--- Stored data ---

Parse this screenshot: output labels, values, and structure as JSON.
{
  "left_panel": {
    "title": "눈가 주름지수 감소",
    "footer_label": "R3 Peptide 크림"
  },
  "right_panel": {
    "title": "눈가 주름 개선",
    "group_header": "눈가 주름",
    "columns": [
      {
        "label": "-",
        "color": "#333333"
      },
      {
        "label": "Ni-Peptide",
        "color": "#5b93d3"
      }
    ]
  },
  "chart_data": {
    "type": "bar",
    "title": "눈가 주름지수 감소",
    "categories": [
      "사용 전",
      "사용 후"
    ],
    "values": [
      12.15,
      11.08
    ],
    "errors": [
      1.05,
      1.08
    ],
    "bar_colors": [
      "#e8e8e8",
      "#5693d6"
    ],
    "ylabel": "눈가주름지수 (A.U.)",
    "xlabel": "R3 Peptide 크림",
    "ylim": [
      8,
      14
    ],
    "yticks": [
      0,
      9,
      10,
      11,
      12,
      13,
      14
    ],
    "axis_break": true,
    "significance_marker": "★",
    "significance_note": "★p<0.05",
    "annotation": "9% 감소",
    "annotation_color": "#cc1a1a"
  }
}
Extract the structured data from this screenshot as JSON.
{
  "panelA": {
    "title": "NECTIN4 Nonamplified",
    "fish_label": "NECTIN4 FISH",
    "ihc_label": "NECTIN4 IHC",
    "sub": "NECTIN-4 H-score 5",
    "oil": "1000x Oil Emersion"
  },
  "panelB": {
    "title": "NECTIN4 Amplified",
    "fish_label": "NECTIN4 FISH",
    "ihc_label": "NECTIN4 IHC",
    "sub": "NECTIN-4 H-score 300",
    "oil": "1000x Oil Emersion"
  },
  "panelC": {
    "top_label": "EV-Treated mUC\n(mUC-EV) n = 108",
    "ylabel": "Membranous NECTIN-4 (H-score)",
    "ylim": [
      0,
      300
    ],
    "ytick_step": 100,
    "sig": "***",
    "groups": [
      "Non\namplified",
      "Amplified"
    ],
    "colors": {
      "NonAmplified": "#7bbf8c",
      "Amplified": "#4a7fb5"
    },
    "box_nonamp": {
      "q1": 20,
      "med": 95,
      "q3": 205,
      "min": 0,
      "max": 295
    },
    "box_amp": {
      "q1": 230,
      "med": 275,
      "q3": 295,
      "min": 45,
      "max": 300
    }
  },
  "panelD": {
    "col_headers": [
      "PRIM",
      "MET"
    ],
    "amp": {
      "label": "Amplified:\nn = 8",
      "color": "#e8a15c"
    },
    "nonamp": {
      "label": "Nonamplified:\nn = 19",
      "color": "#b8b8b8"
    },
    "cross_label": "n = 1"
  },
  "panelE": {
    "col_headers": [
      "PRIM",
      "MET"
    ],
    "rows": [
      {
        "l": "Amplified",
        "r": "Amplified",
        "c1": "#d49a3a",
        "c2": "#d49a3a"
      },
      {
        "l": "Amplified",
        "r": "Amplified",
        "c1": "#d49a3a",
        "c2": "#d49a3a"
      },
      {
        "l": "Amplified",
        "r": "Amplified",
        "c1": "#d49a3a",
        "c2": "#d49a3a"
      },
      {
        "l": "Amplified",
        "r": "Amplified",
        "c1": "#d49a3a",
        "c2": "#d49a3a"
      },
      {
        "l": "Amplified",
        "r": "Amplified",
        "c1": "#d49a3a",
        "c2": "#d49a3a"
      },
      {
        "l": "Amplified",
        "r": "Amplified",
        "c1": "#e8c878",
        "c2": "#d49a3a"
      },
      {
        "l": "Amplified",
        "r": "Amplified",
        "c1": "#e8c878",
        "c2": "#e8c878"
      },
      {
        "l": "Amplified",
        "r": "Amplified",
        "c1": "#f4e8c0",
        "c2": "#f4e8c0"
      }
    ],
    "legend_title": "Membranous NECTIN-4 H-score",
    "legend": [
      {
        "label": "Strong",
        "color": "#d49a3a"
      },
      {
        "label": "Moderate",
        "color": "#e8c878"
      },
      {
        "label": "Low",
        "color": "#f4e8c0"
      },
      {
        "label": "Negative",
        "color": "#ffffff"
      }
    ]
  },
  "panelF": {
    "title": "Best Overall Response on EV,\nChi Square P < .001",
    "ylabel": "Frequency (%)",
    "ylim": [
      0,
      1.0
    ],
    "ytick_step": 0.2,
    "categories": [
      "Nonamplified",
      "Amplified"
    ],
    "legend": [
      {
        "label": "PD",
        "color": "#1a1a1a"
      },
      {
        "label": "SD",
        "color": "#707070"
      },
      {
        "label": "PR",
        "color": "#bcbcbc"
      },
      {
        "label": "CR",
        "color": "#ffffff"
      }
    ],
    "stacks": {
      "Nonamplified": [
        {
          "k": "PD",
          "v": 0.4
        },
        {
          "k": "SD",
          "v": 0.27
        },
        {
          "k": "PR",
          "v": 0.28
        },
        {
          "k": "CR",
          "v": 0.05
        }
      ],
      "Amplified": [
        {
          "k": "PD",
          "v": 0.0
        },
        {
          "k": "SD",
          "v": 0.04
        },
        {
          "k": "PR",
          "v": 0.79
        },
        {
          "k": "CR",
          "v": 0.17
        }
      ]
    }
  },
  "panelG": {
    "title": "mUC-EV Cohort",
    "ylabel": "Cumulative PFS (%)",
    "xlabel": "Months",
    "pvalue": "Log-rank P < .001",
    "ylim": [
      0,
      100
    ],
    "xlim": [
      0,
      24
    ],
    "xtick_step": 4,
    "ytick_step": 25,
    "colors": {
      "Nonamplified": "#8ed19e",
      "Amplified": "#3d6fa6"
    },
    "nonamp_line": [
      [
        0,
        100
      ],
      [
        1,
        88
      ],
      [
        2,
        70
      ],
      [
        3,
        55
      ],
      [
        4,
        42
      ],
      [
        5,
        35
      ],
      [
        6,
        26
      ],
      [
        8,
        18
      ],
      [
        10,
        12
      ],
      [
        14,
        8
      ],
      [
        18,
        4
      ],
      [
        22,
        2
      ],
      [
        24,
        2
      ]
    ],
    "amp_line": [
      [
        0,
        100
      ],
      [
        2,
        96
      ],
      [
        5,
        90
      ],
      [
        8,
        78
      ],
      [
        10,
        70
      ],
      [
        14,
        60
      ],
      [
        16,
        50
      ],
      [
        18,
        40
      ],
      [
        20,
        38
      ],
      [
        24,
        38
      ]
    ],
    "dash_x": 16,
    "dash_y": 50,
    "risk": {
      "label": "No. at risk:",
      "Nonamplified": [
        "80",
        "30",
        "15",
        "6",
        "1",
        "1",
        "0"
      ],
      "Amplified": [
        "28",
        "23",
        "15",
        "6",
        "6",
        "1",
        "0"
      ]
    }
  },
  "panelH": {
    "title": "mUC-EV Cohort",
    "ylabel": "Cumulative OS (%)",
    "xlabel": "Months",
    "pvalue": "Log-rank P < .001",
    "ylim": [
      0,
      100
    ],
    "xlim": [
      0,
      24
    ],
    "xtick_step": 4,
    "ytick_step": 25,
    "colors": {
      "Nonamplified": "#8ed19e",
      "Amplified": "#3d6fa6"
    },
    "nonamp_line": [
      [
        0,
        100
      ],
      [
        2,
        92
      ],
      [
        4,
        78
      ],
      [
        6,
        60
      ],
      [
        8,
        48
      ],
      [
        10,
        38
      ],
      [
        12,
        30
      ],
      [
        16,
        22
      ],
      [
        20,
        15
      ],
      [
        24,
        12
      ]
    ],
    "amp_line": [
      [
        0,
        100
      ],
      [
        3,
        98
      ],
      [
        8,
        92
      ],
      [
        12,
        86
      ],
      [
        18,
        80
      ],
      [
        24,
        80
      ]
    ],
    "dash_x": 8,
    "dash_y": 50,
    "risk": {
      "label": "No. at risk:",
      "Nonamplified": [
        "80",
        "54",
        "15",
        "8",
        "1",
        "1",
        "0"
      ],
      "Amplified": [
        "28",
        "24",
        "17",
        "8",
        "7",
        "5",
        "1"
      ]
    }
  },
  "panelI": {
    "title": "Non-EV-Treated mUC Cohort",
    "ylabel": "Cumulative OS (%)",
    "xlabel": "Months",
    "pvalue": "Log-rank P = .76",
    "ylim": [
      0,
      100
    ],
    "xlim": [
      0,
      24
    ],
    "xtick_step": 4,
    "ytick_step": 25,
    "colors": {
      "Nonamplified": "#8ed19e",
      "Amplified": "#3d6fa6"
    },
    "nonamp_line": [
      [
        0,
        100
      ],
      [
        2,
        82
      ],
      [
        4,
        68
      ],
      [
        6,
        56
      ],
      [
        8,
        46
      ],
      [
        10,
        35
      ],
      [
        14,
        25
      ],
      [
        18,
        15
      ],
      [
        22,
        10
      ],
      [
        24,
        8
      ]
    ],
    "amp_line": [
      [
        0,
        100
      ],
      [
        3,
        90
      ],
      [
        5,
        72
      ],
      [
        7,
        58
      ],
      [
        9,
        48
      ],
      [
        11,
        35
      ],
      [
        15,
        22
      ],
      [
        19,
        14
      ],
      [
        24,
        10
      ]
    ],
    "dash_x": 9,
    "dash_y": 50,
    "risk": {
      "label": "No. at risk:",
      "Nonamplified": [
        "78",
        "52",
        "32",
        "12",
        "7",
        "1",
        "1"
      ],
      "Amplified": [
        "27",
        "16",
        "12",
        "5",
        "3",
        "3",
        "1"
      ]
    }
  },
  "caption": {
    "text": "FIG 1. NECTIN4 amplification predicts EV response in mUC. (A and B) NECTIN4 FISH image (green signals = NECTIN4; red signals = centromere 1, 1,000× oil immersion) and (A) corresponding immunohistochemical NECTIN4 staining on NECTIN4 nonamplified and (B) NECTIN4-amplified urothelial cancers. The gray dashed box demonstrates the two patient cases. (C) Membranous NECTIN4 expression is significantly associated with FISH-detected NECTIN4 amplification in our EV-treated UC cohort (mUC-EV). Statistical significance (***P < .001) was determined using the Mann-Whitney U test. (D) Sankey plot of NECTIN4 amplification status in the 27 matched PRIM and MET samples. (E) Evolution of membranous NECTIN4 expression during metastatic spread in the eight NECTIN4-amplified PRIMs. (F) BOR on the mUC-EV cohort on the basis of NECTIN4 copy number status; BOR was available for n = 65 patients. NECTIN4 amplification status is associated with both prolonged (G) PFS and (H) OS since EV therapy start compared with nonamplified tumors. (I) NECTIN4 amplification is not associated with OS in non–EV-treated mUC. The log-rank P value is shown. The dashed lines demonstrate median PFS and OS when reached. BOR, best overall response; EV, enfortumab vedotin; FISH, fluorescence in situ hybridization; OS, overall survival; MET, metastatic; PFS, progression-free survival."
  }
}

---

### Exercise description
In the listing above, find each line with the word "JSON" and copy it.

### Answer for this exercise
Parse this screenshot: output labels, values, and structure as JSON.
Extract the structured data from this screenshot as JSON.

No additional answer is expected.